__YOUR OBJECTIVE__
Transcribe each line of the material as it is, and drop any picture.
════════════════
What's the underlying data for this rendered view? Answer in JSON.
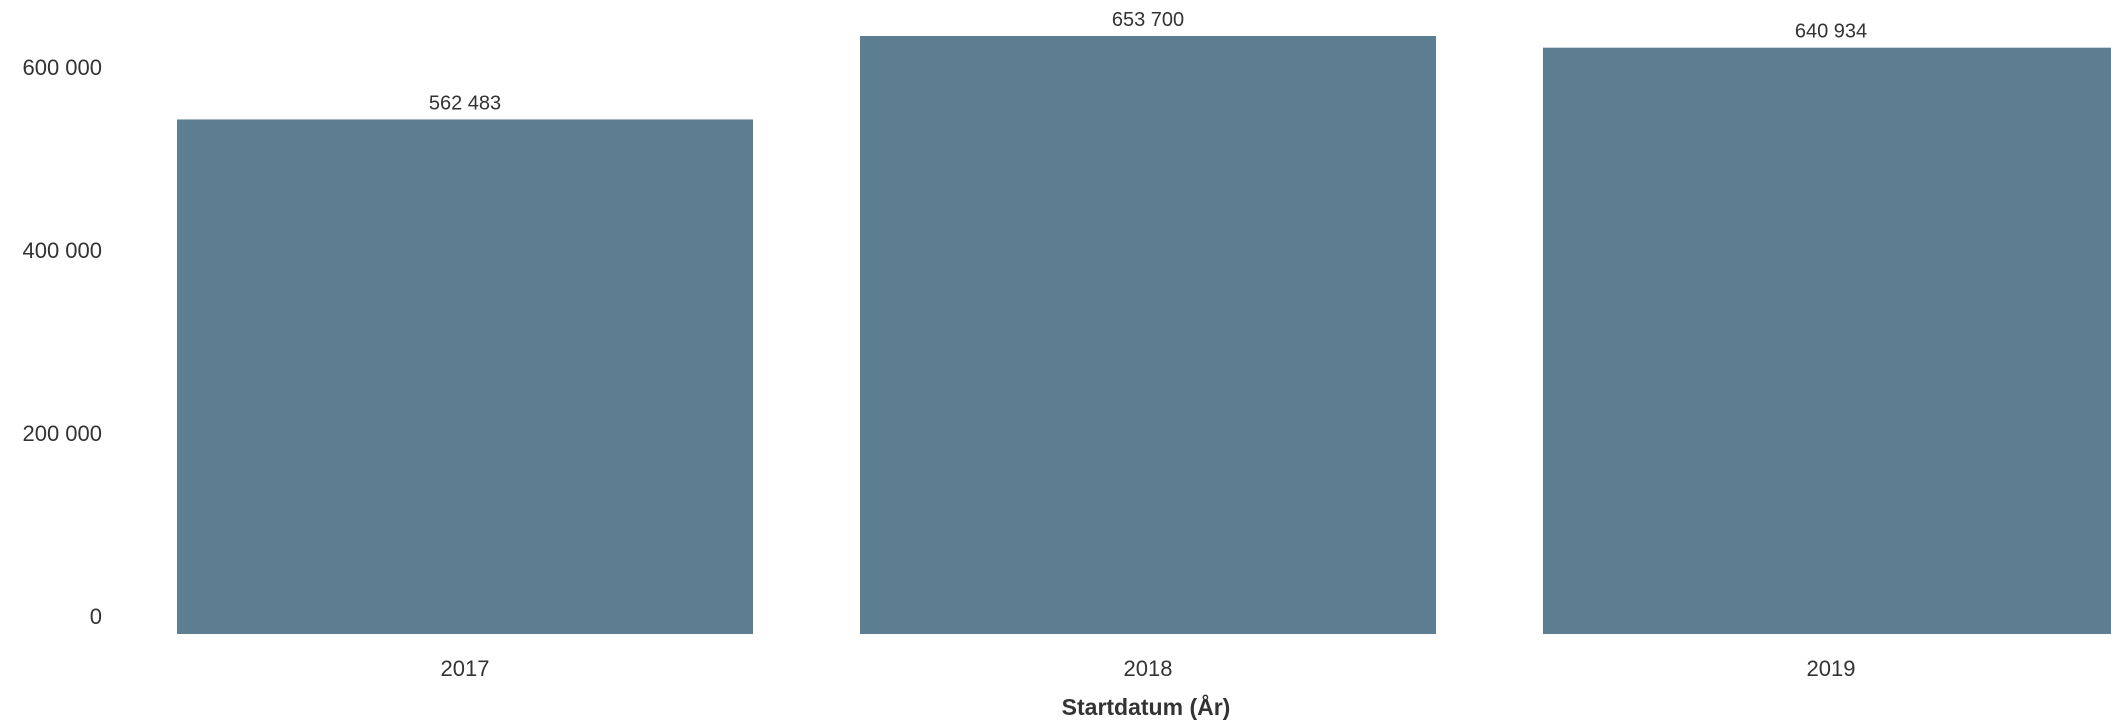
{
  "chart_data": {
    "type": "bar",
    "title": "",
    "xlabel": "Startdatum (År)",
    "ylabel": "",
    "categories": [
      "2017",
      "2018",
      "2019"
    ],
    "values": [
      562483,
      653700,
      640934
    ],
    "value_labels": [
      "562 483",
      "653 700",
      "640 934"
    ],
    "yticks": [
      0,
      200000,
      400000,
      600000
    ],
    "ytick_labels": [
      "0",
      "200 000",
      "400 000",
      "600 000"
    ],
    "ylim": [
      0,
      653700
    ],
    "grid": false,
    "legend": "none",
    "bar_color": "#5d7e91"
  }
}
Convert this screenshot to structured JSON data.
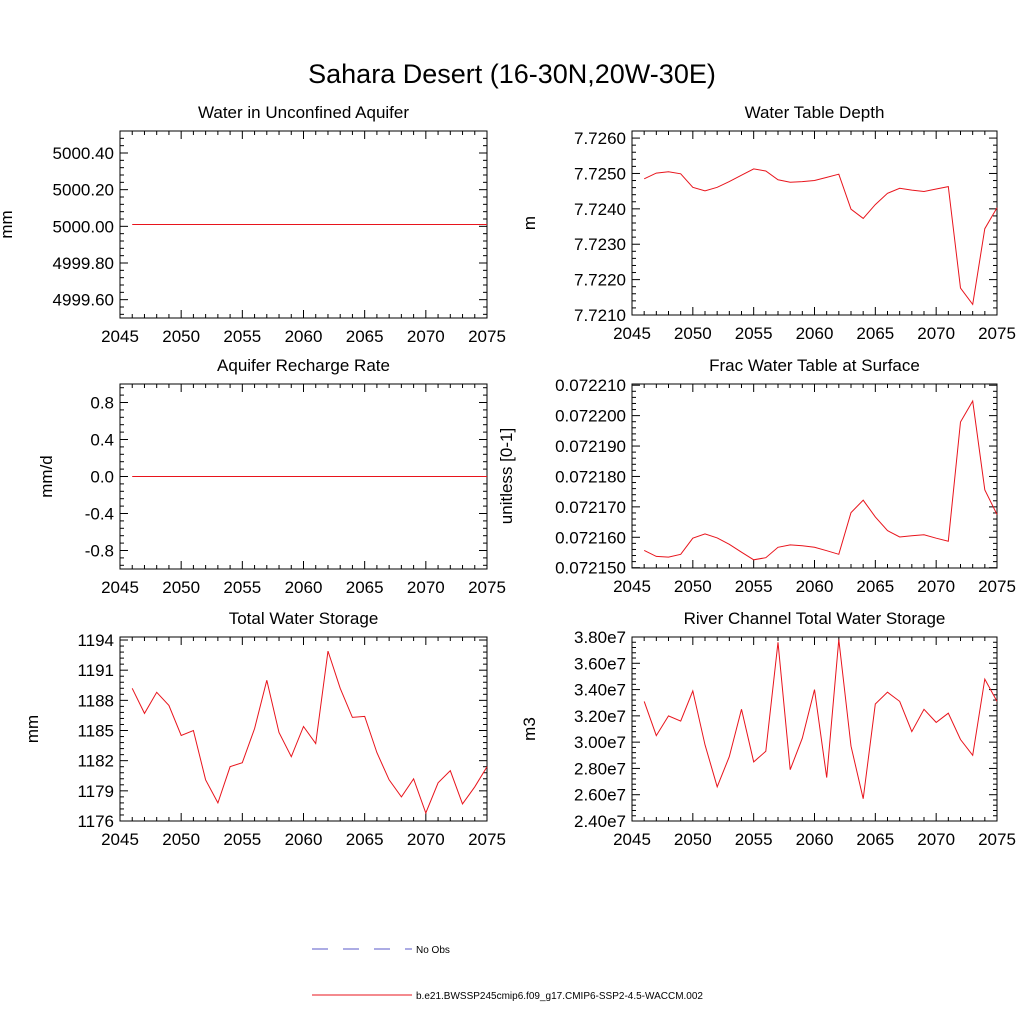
════════════════
__FINISHED EXERCISE__
What's the underlying data for this rendered view? Answer in JSON.
{
  "chart_data": {
    "type": "bar",
    "title": "",
    "xlabel": "Startdatum (År)",
    "ylabel": "",
    "categories": [
      "2017",
      "2018",
      "2019"
    ],
    "values": [
      562483,
      653700,
      640934
    ],
    "value_labels": [
      "562 483",
      "653 700",
      "640 934"
    ],
    "yticks": [
      0,
      200000,
      400000,
      600000
    ],
    "ytick_labels": [
      "0",
      "200 000",
      "400 000",
      "600 000"
    ],
    "ylim": [
      0,
      653700
    ],
    "grid": false,
    "legend": "none",
    "bar_color": "#5d7e91"
  }
}
Convert this screenshot to structured JSON data.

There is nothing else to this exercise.